----- Data lines -----
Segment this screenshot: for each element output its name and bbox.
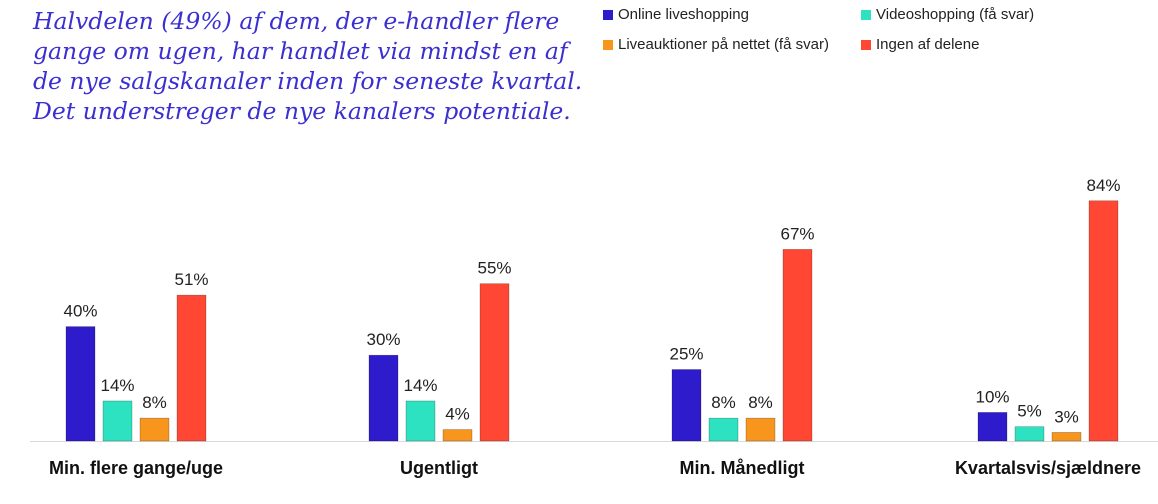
legend-label: Videoshopping (få svar): [876, 6, 1035, 23]
legend-swatch: [861, 39, 871, 50]
category-label: Kvartalsvis/sjældnere: [955, 458, 1141, 478]
bar: [1051, 432, 1082, 442]
bar: [1088, 200, 1119, 442]
data-label: 8%: [711, 393, 736, 412]
bar: [102, 400, 133, 442]
legend-item-videoshopping: Videoshopping (få svar): [861, 6, 1034, 23]
bar: [977, 412, 1008, 442]
legend-swatch: [861, 9, 871, 20]
bar: [671, 369, 702, 442]
legend-label: Ingen af delene: [876, 36, 980, 53]
bar: [176, 294, 207, 442]
category-label: Min. Månedligt: [680, 458, 805, 478]
headline: Halvdelen (49%) af dem, der e-handler fl…: [33, 6, 593, 126]
legend-swatch: [603, 39, 613, 50]
data-label: 84%: [1086, 176, 1120, 195]
legend-item-online-liveshopping: Online liveshopping: [603, 6, 749, 23]
data-label: 14%: [100, 376, 134, 395]
data-label: 4%: [445, 405, 470, 424]
headline-line: Det understreger de nye kanalers potenti…: [33, 97, 571, 125]
data-label: 67%: [780, 224, 814, 243]
data-label: 30%: [366, 330, 400, 349]
data-label: 8%: [748, 393, 773, 412]
bar: [708, 417, 739, 442]
bar: [782, 249, 813, 442]
data-label: 55%: [477, 259, 511, 278]
legend-label: Online liveshopping: [618, 6, 749, 23]
headline-line: Halvdelen (49%) af dem, der e-handler fl…: [33, 7, 560, 35]
data-label: 14%: [403, 376, 437, 395]
headline-line: de nye salgskanaler inden for seneste kv…: [33, 67, 583, 95]
data-label: 5%: [1017, 402, 1042, 421]
bar: [1014, 426, 1045, 442]
category-label: Min. flere gange/uge: [49, 458, 223, 478]
legend-label: Liveauktioner på nettet (få svar): [618, 36, 829, 53]
data-label: 25%: [669, 345, 703, 364]
legend-swatch: [603, 9, 613, 20]
bar: [405, 400, 436, 442]
bar: [139, 417, 170, 442]
data-label: 51%: [174, 270, 208, 289]
data-label: 40%: [63, 302, 97, 321]
legend-item-liveauktioner: Liveauktioner på nettet (få svar): [603, 36, 829, 53]
data-label: 3%: [1054, 407, 1079, 426]
data-label: 10%: [975, 387, 1009, 406]
bar: [65, 326, 96, 442]
bar: [368, 354, 399, 442]
legend-item-ingen-af-delene: Ingen af delene: [861, 36, 979, 53]
bar: [479, 283, 510, 442]
data-label: 8%: [142, 393, 167, 412]
category-label: Ugentligt: [400, 458, 478, 478]
bar: [442, 429, 473, 442]
bar: [745, 417, 776, 442]
headline-line: gange om ugen, har handlet via mindst en…: [33, 37, 568, 65]
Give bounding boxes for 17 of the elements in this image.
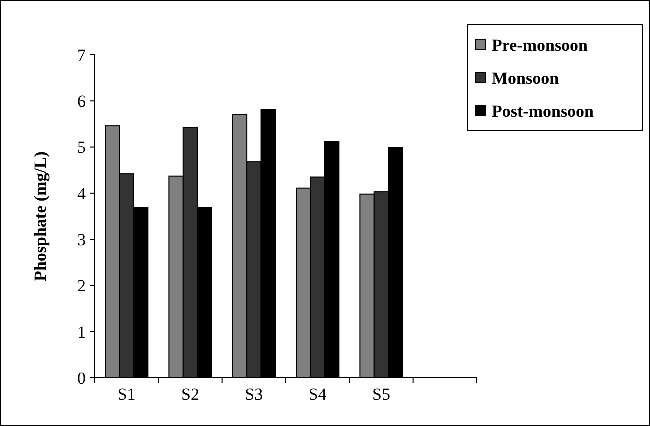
y-tick-label: 5 bbox=[78, 138, 86, 158]
y-tick-label: 3 bbox=[78, 230, 86, 250]
x-tick-label: S1 bbox=[118, 385, 136, 404]
legend-label: Post-monsoon bbox=[492, 102, 595, 121]
legend-label: Monsoon bbox=[492, 68, 560, 88]
x-tick-label: S3 bbox=[245, 385, 264, 404]
x-tick-label: S5 bbox=[372, 385, 390, 404]
legend-label: Pre-monsoon bbox=[492, 36, 589, 55]
y-tick-label: 1 bbox=[78, 322, 86, 342]
y-tick-label: 4 bbox=[78, 184, 86, 204]
y-axis-title: Phosphate (mg/L) bbox=[31, 152, 50, 282]
y-tick-label: 2 bbox=[78, 276, 86, 296]
y-tick-label: 0 bbox=[78, 368, 86, 388]
x-tick-label: S2 bbox=[182, 385, 200, 404]
y-tick-label: 7 bbox=[78, 46, 86, 65]
x-tick-label: S4 bbox=[308, 385, 328, 404]
y-tick-label: 6 bbox=[78, 92, 86, 112]
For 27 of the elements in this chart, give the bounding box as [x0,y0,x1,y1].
-----
**What needs to be done:**
Identify every line of the material above that contains the string "item", treating uppercase and lowercase as different, and copy each of those lines in full.

**Complete response:**
legend-item-videoshopping: Videoshopping (få svar): [861, 6, 1034, 23]
legend-item-online-liveshopping: Online liveshopping: [603, 6, 749, 23]
legend-item-liveauktioner: Liveauktioner på nettet (få svar): [603, 36, 829, 53]
legend-item-ingen-af-delene: Ingen af delene: [861, 36, 979, 53]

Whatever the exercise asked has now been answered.